GIVEN INSTRUCTION: The entries below need to be written out exactly, with no pictures included.

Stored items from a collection

--*--

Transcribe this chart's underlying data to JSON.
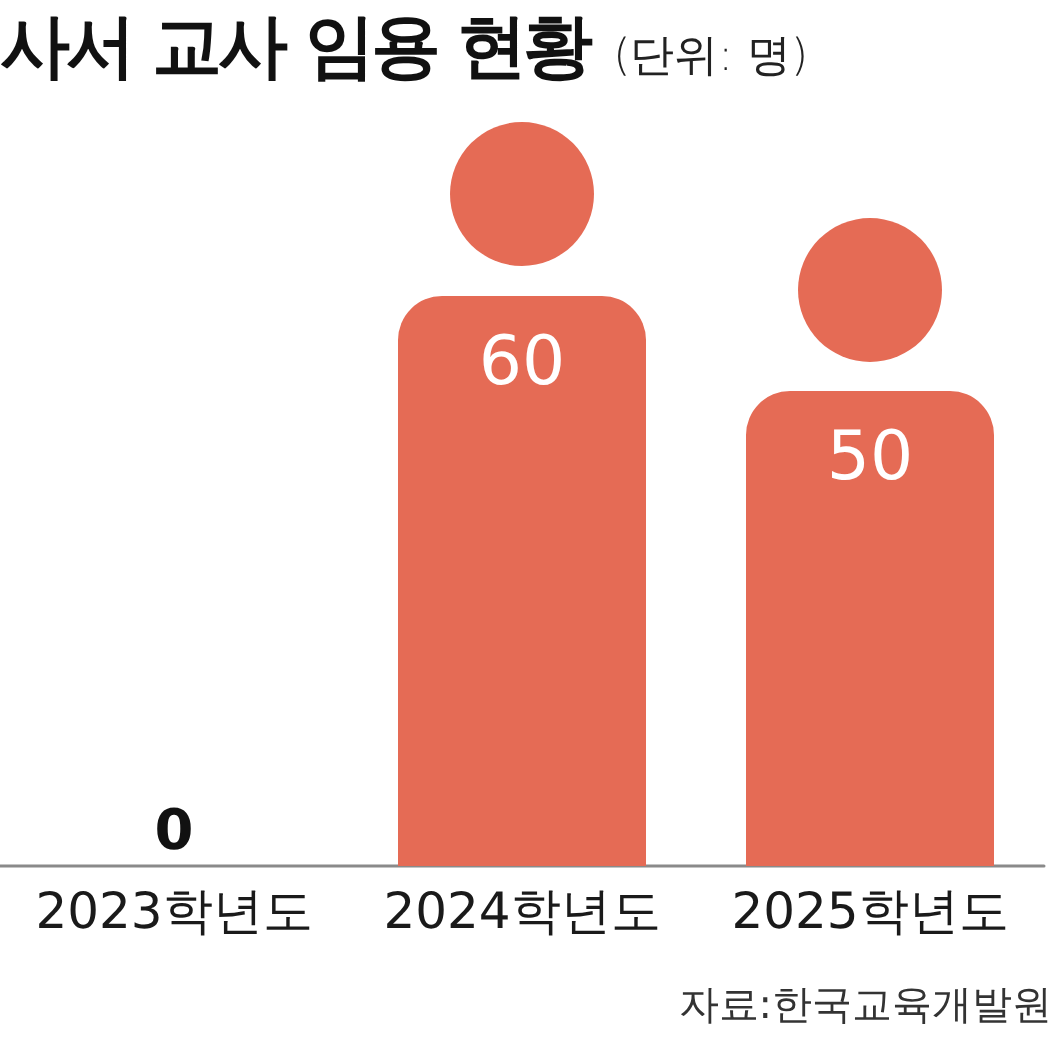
{
  "chart_data": {
    "type": "bar",
    "title": "사서 교사 임용 현황",
    "subtitle": "(단위: 명)",
    "categories": [
      "2023학년도",
      "2024학년도",
      "2025학년도"
    ],
    "values": [
      0,
      60,
      50
    ],
    "color": "#e56b55",
    "data_labels": true,
    "annotations": [
      "자료:한국교육개발원"
    ]
  }
}
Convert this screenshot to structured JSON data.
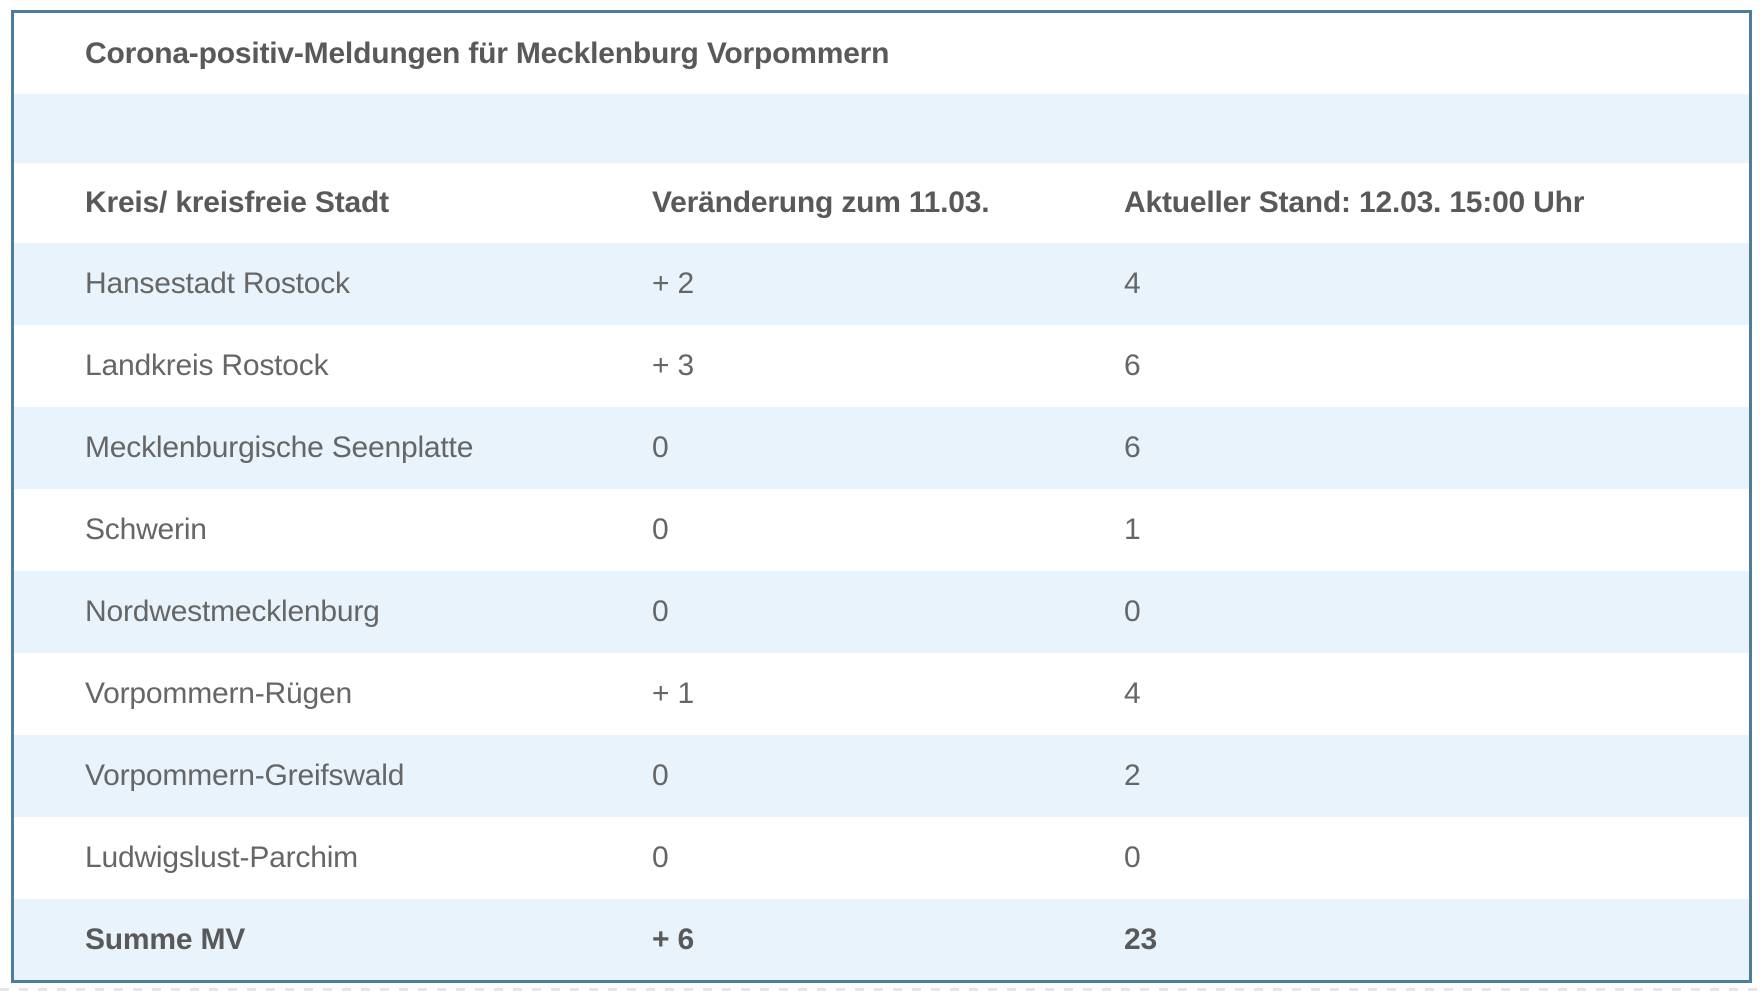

--*--

RESPONSE BELOW:
Transcribe this chart's underlying data to JSON.
{
  "chart_data": {
    "type": "bar",
    "title": "사서 교사 임용 현황",
    "subtitle": "(단위: 명)",
    "categories": [
      "2023학년도",
      "2024학년도",
      "2025학년도"
    ],
    "values": [
      0,
      60,
      50
    ],
    "color": "#e56b55",
    "data_labels": true,
    "annotations": [
      "자료:한국교육개발원"
    ]
  }
}
Convert this screenshot to structured JSON data.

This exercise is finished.